Return all the data below as it stands, minus the pictures.

━━━ DATA FOR THIS EXERCISE

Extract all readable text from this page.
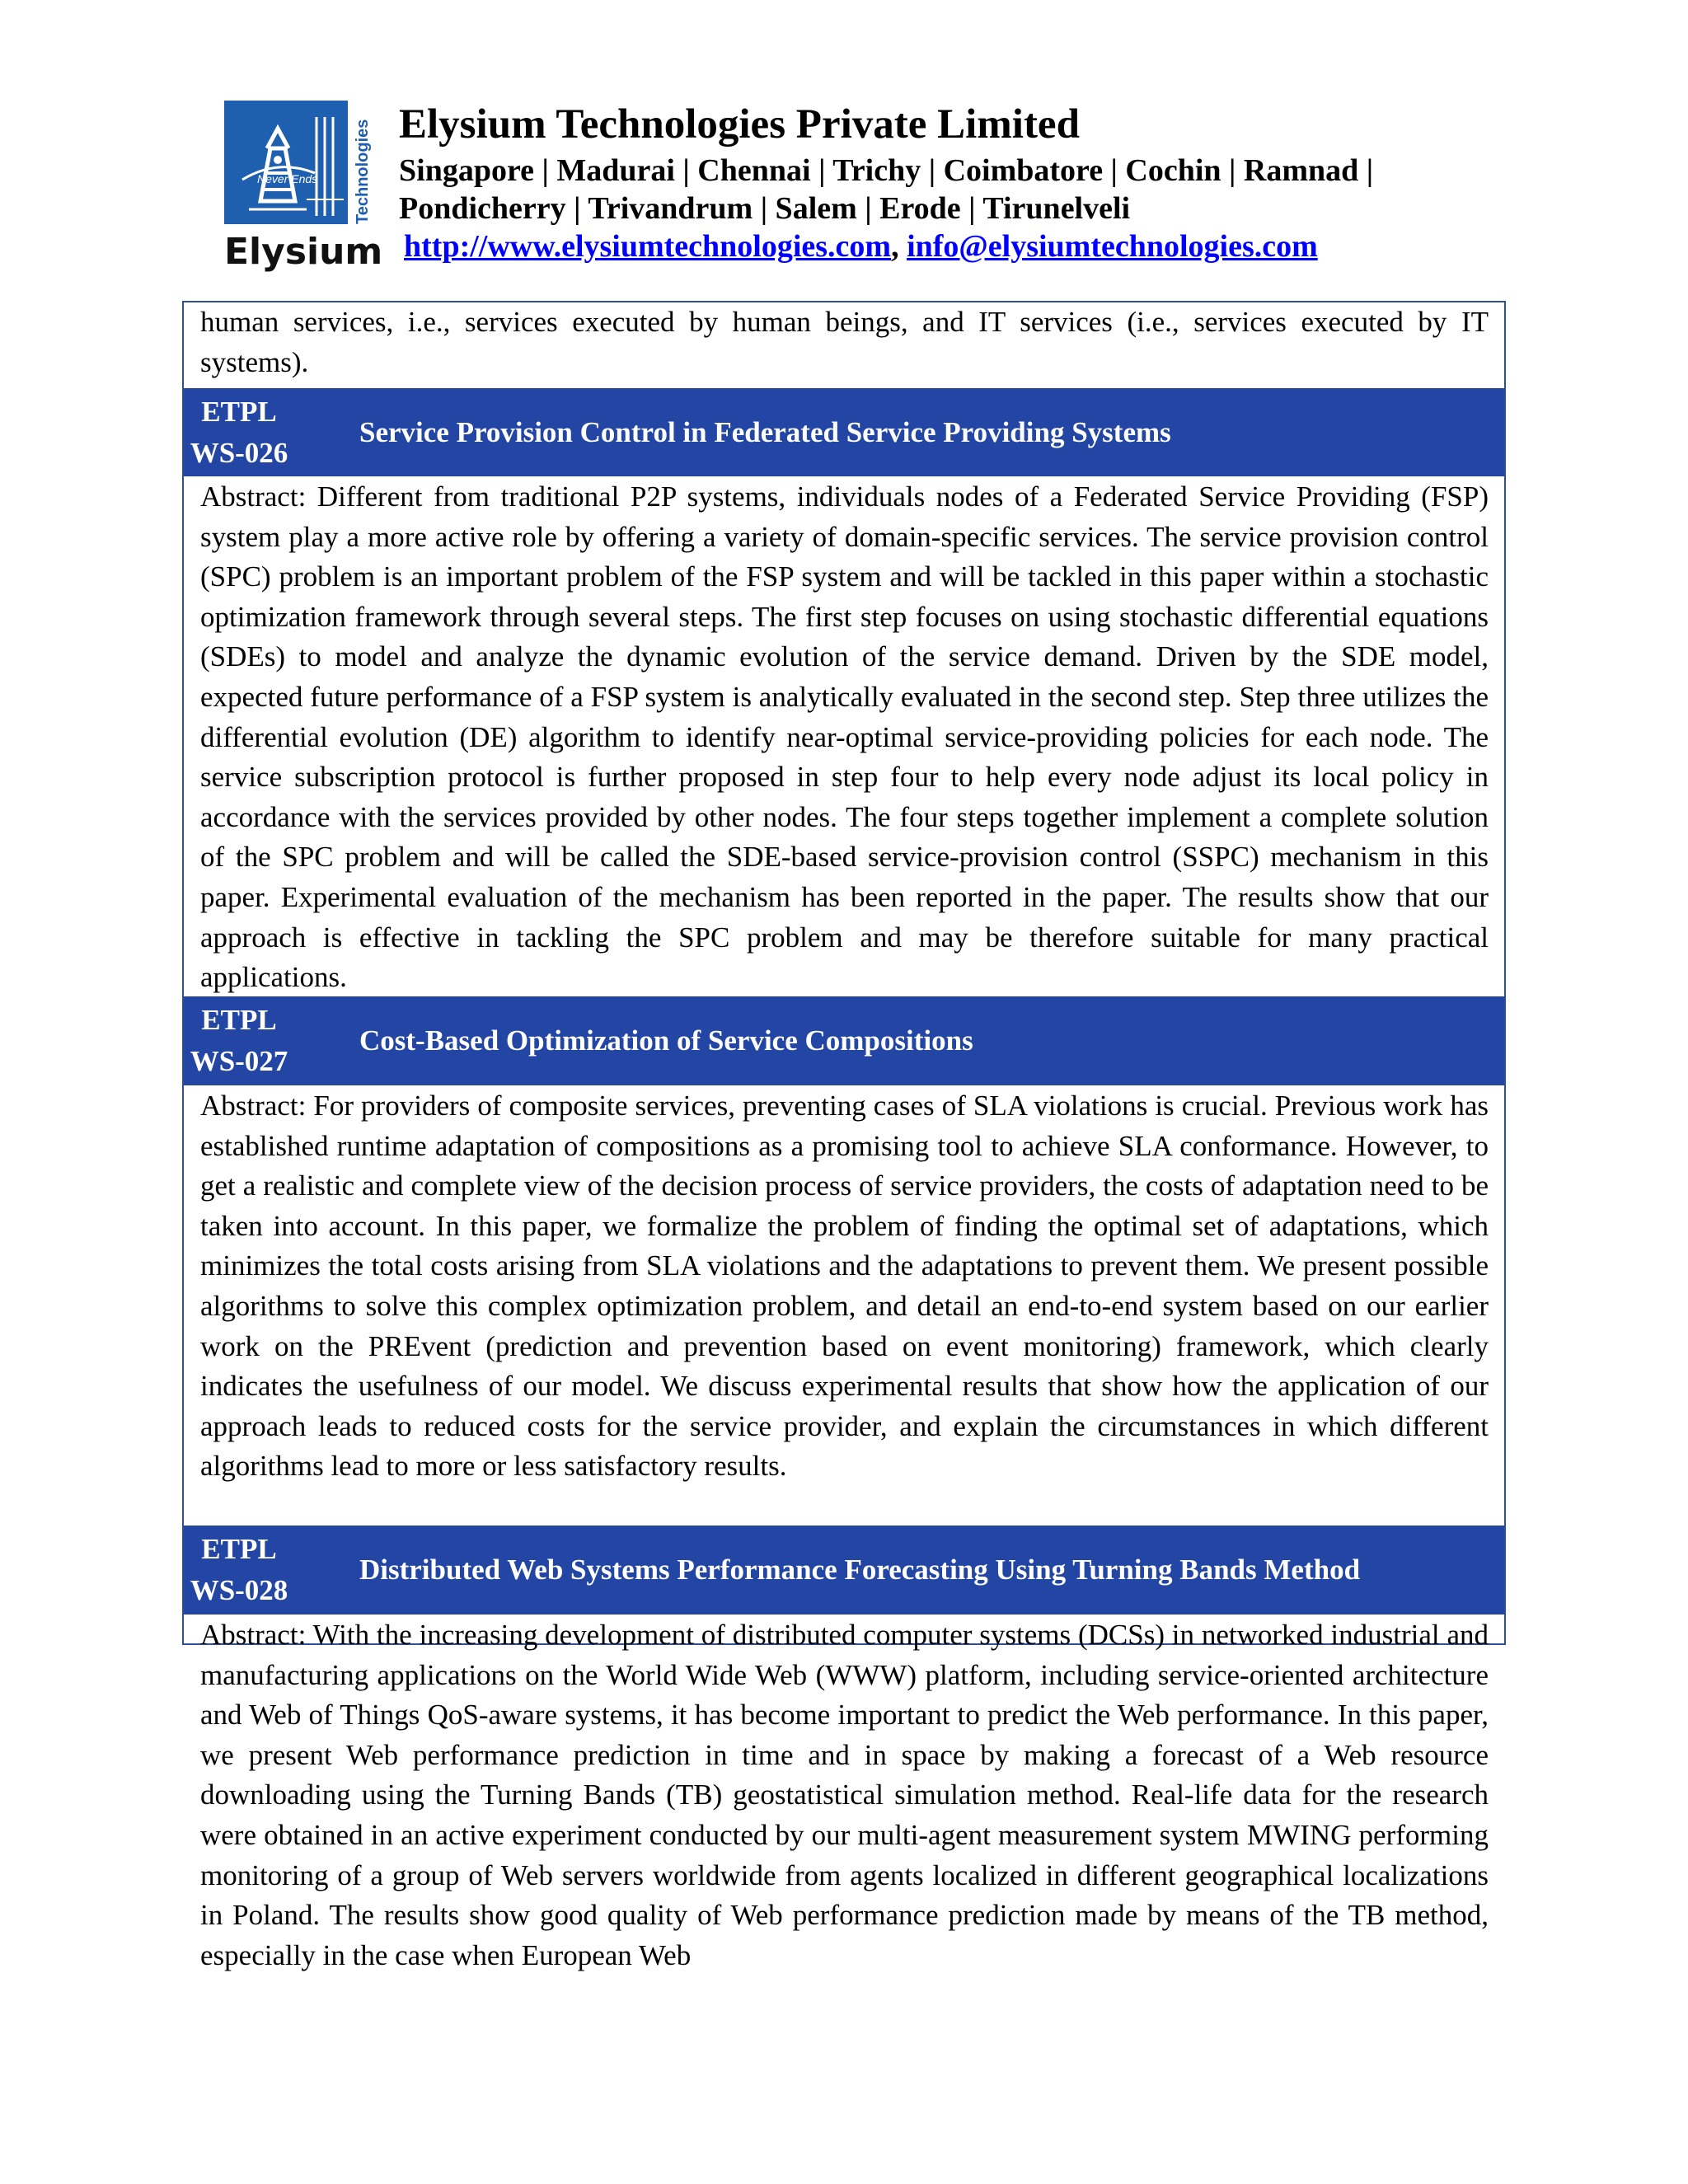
Never Ends Technologies
Elysium
Elysium Technologies Private Limited
Singapore | Madurai | Chennai | Trichy | Coimbatore | Cochin | Ramnad | Pondicherry | Trivandrum | Salem | Erode | Tirunelveli
http://www.elysiumtechnologies.com, info@elysiumtechnologies.com
human services, i.e., services executed by human beings, and IT services (i.e., services executed by IT systems).
ETPL
WS-026
Service Provision Control in Federated Service Providing Systems
Abstract: Different from traditional P2P systems, individuals nodes of a Federated Service Providing (FSP) system play a more active role by offering a variety of domain-specific services. The service provision control (SPC) problem is an important problem of the FSP system and will be tackled in this paper within a stochastic optimization framework through several steps. The first step focuses on using stochastic differential equations (SDEs) to model and analyze the dynamic evolution of the service demand. Driven by the SDE model, expected future performance of a FSP system is analytically evaluated in the second step. Step three utilizes the differential evolution (DE) algorithm to identify near-optimal service-providing policies for each node. The service subscription protocol is further proposed in step four to help every node adjust its local policy in accordance with the services provided by other nodes. The four steps together implement a complete solution of the SPC problem and will be called the SDE-based service-provision control (SSPC) mechanism in this paper. Experimental evaluation of the mechanism has been reported in the paper. The results show that our approach is effective in tackling the SPC problem and may be therefore suitable for many practical applications.
ETPL
WS-027
Cost-Based Optimization of Service Compositions
Abstract: For providers of composite services, preventing cases of SLA violations is crucial. Previous work has established runtime adaptation of compositions as a promising tool to achieve SLA conformance. However, to get a realistic and complete view of the decision process of service providers, the costs of adaptation need to be taken into account. In this paper, we formalize the problem of finding the optimal set of adaptations, which minimizes the total costs arising from SLA violations and the adaptations to prevent them. We present possible algorithms to solve this complex optimization problem, and detail an end-to-end system based on our earlier work on the PREvent (prediction and prevention based on event monitoring) framework, which clearly indicates the usefulness of our model. We discuss experimental results that show how the application of our approach leads to reduced costs for the service provider, and explain the circumstances in which different algorithms lead to more or less satisfactory results.
ETPL
WS-028
Distributed Web Systems Performance Forecasting Using Turning Bands Method
Abstract: With the increasing development of distributed computer systems (DCSs) in networked industrial and manufacturing applications on the World Wide Web (WWW) platform, including service-oriented architecture and Web of Things QoS-aware systems, it has become important to predict the Web performance. In this paper, we present Web performance prediction in time and in space by making a forecast of a Web resource downloading using the Turning Bands (TB) geostatistical simulation method. Real-life data for the research were obtained in an active experiment conducted by our multi-agent measurement system MWING performing monitoring of a group of Web servers worldwide from agents localized in different geographical localizations in Poland. The results show good quality of Web performance prediction made by means of the TB method, especially in the case when European Web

━━━━━━

▸ CORRECT RESPONSE
Extract all readable text from this page.
Never Ends Technologies
Elysium
Elysium Technologies Private Limited
Singapore | Madurai | Chennai | Trichy | Coimbatore | Cochin | Ramnad | Pondicherry | Trivandrum | Salem | Erode | Tirunelveli
http://www.elysiumtechnologies.com, info@elysiumtechnologies.com
human services, i.e., services executed by human beings, and IT services (i.e., services executed by IT systems).
ETPL
WS-026
Service Provision Control in Federated Service Providing Systems
Abstract: Different from traditional P2P systems, individuals nodes of a Federated Service Providing (FSP) system play a more active role by offering a variety of domain-specific services. The service provision control (SPC) problem is an important problem of the FSP system and will be tackled in this paper within a stochastic optimization framework through several steps. The first step focuses on using stochastic differential equations (SDEs) to model and analyze the dynamic evolution of the service demand. Driven by the SDE model, expected future performance of a FSP system is analytically evaluated in the second step. Step three utilizes the differential evolution (DE) algorithm to identify near-optimal service-providing policies for each node. The service subscription protocol is further proposed in step four to help every node adjust its local policy in accordance with the services provided by other nodes. The four steps together implement a complete solution of the SPC problem and will be called the SDE-based service-provision control (SSPC) mechanism in this paper. Experimental evaluation of the mechanism has been reported in the paper. The results show that our approach is effective in tackling the SPC problem and may be therefore suitable for many practical applications.
ETPL
WS-027
Cost-Based Optimization of Service Compositions
Abstract: For providers of composite services, preventing cases of SLA violations is crucial. Previous work has established runtime adaptation of compositions as a promising tool to achieve SLA conformance. However, to get a realistic and complete view of the decision process of service providers, the costs of adaptation need to be taken into account. In this paper, we formalize the problem of finding the optimal set of adaptations, which minimizes the total costs arising from SLA violations and the adaptations to prevent them. We present possible algorithms to solve this complex optimization problem, and detail an end-to-end system based on our earlier work on the PREvent (prediction and prevention based on event monitoring) framework, which clearly indicates the usefulness of our model. We discuss experimental results that show how the application of our approach leads to reduced costs for the service provider, and explain the circumstances in which different algorithms lead to more or less satisfactory results.
ETPL
WS-028
Distributed Web Systems Performance Forecasting Using Turning Bands Method
Abstract: With the increasing development of distributed computer systems (DCSs) in networked industrial and manufacturing applications on the World Wide Web (WWW) platform, including service-oriented architecture and Web of Things QoS-aware systems, it has become important to predict the Web performance. In this paper, we present Web performance prediction in time and in space by making a forecast of a Web resource downloading using the Turning Bands (TB) geostatistical simulation method. Real-life data for the research were obtained in an active experiment conducted by our multi-agent measurement system MWING performing monitoring of a group of Web servers worldwide from agents localized in different geographical localizations in Poland. The results show good quality of Web performance prediction made by means of the TB method, especially in the case when European Web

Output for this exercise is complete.